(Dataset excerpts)
*-*-*
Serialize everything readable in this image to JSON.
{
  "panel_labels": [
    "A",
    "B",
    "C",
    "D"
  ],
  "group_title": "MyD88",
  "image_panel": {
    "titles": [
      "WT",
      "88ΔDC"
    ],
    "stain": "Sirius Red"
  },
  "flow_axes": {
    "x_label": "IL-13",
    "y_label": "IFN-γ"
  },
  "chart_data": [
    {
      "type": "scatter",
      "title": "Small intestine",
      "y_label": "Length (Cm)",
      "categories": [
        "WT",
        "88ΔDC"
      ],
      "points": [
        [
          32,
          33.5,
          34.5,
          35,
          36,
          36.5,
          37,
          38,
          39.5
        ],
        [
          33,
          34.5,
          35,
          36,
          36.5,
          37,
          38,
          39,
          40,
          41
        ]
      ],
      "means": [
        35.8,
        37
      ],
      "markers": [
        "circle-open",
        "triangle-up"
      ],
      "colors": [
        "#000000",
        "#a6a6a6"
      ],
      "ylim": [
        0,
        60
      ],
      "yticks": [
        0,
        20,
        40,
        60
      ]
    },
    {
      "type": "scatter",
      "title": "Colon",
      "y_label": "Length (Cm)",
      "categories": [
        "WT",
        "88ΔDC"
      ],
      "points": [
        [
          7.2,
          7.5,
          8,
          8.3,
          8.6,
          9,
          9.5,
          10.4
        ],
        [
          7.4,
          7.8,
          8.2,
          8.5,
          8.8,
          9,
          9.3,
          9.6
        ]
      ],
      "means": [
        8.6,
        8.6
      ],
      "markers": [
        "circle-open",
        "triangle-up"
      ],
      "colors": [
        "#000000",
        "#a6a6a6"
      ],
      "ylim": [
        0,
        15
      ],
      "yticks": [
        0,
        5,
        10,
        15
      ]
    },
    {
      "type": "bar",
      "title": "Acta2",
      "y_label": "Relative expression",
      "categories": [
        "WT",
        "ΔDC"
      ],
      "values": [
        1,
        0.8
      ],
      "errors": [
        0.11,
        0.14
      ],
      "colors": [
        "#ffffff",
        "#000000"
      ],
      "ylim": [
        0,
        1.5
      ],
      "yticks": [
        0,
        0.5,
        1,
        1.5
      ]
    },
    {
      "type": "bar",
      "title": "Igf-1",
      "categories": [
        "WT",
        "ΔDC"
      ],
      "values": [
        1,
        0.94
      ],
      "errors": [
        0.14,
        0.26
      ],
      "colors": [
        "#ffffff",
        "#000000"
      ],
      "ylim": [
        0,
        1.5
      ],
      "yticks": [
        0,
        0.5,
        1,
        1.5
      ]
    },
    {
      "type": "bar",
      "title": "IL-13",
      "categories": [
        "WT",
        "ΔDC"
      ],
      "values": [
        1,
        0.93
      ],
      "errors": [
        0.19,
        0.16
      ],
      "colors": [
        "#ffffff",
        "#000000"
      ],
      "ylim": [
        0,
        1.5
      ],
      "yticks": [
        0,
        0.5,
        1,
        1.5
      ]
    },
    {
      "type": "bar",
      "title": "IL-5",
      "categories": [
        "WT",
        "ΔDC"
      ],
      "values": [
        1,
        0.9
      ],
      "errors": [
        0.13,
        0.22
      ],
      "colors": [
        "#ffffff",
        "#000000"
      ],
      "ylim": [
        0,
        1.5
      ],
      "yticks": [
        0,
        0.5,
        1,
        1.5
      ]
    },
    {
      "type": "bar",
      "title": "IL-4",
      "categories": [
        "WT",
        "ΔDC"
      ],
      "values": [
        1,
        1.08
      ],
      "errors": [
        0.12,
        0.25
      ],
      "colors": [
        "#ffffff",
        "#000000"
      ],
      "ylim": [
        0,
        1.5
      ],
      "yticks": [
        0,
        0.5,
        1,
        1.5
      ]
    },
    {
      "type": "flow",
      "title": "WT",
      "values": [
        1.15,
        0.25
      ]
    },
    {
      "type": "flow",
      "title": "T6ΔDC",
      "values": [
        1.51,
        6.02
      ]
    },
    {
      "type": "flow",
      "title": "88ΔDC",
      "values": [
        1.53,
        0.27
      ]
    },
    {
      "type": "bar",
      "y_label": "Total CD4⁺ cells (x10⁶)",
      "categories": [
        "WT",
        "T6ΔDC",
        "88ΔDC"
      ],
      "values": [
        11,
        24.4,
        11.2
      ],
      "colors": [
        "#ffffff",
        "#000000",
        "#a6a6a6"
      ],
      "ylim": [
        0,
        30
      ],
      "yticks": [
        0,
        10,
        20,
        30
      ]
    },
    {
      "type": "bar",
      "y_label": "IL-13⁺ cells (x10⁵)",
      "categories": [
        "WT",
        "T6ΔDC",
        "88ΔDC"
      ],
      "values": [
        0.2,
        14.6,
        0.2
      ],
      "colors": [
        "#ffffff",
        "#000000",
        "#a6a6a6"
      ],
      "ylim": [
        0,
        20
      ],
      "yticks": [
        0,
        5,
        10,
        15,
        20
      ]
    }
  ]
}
*-*-*
[Problem requirements]
Reproduce every line of the data exactly as it was written.

[Exercise answer]
Serialize everything readable in this image to JSON.
{
  "panel_labels": [
    "A",
    "B",
    "C",
    "D"
  ],
  "group_title": "MyD88",
  "image_panel": {
    "titles": [
      "WT",
      "88ΔDC"
    ],
    "stain": "Sirius Red"
  },
  "flow_axes": {
    "x_label": "IL-13",
    "y_label": "IFN-γ"
  },
  "chart_data": [
    {
      "type": "scatter",
      "title": "Small intestine",
      "y_label": "Length (Cm)",
      "categories": [
        "WT",
        "88ΔDC"
      ],
      "points": [
        [
          32,
          33.5,
          34.5,
          35,
          36,
          36.5,
          37,
          38,
          39.5
        ],
        [
          33,
          34.5,
          35,
          36,
          36.5,
          37,
          38,
          39,
          40,
          41
        ]
      ],
      "means": [
        35.8,
        37
      ],
      "markers": [
        "circle-open",
        "triangle-up"
      ],
      "colors": [
        "#000000",
        "#a6a6a6"
      ],
      "ylim": [
        0,
        60
      ],
      "yticks": [
        0,
        20,
        40,
        60
      ]
    },
    {
      "type": "scatter",
      "title": "Colon",
      "y_label": "Length (Cm)",
      "categories": [
        "WT",
        "88ΔDC"
      ],
      "points": [
        [
          7.2,
          7.5,
          8,
          8.3,
          8.6,
          9,
          9.5,
          10.4
        ],
        [
          7.4,
          7.8,
          8.2,
          8.5,
          8.8,
          9,
          9.3,
          9.6
        ]
      ],
      "means": [
        8.6,
        8.6
      ],
      "markers": [
        "circle-open",
        "triangle-up"
      ],
      "colors": [
        "#000000",
        "#a6a6a6"
      ],
      "ylim": [
        0,
        15
      ],
      "yticks": [
        0,
        5,
        10,
        15
      ]
    },
    {
      "type": "bar",
      "title": "Acta2",
      "y_label": "Relative expression",
      "categories": [
        "WT",
        "ΔDC"
      ],
      "values": [
        1,
        0.8
      ],
      "errors": [
        0.11,
        0.14
      ],
      "colors": [
        "#ffffff",
        "#000000"
      ],
      "ylim": [
        0,
        1.5
      ],
      "yticks": [
        0,
        0.5,
        1,
        1.5
      ]
    },
    {
      "type": "bar",
      "title": "Igf-1",
      "categories": [
        "WT",
        "ΔDC"
      ],
      "values": [
        1,
        0.94
      ],
      "errors": [
        0.14,
        0.26
      ],
      "colors": [
        "#ffffff",
        "#000000"
      ],
      "ylim": [
        0,
        1.5
      ],
      "yticks": [
        0,
        0.5,
        1,
        1.5
      ]
    },
    {
      "type": "bar",
      "title": "IL-13",
      "categories": [
        "WT",
        "ΔDC"
      ],
      "values": [
        1,
        0.93
      ],
      "errors": [
        0.19,
        0.16
      ],
      "colors": [
        "#ffffff",
        "#000000"
      ],
      "ylim": [
        0,
        1.5
      ],
      "yticks": [
        0,
        0.5,
        1,
        1.5
      ]
    },
    {
      "type": "bar",
      "title": "IL-5",
      "categories": [
        "WT",
        "ΔDC"
      ],
      "values": [
        1,
        0.9
      ],
      "errors": [
        0.13,
        0.22
      ],
      "colors": [
        "#ffffff",
        "#000000"
      ],
      "ylim": [
        0,
        1.5
      ],
      "yticks": [
        0,
        0.5,
        1,
        1.5
      ]
    },
    {
      "type": "bar",
      "title": "IL-4",
      "categories": [
        "WT",
        "ΔDC"
      ],
      "values": [
        1,
        1.08
      ],
      "errors": [
        0.12,
        0.25
      ],
      "colors": [
        "#ffffff",
        "#000000"
      ],
      "ylim": [
        0,
        1.5
      ],
      "yticks": [
        0,
        0.5,
        1,
        1.5
      ]
    },
    {
      "type": "flow",
      "title": "WT",
      "values": [
        1.15,
        0.25
      ]
    },
    {
      "type": "flow",
      "title": "T6ΔDC",
      "values": [
        1.51,
        6.02
      ]
    },
    {
      "type": "flow",
      "title": "88ΔDC",
      "values": [
        1.53,
        0.27
      ]
    },
    {
      "type": "bar",
      "y_label": "Total CD4⁺ cells (x10⁶)",
      "categories": [
        "WT",
        "T6ΔDC",
        "88ΔDC"
      ],
      "values": [
        11,
        24.4,
        11.2
      ],
      "colors": [
        "#ffffff",
        "#000000",
        "#a6a6a6"
      ],
      "ylim": [
        0,
        30
      ],
      "yticks": [
        0,
        10,
        20,
        30
      ]
    },
    {
      "type": "bar",
      "y_label": "IL-13⁺ cells (x10⁵)",
      "categories": [
        "WT",
        "T6ΔDC",
        "88ΔDC"
      ],
      "values": [
        0.2,
        14.6,
        0.2
      ],
      "colors": [
        "#ffffff",
        "#000000",
        "#a6a6a6"
      ],
      "ylim": [
        0,
        20
      ],
      "yticks": [
        0,
        5,
        10,
        15,
        20
      ]
    }
  ]
}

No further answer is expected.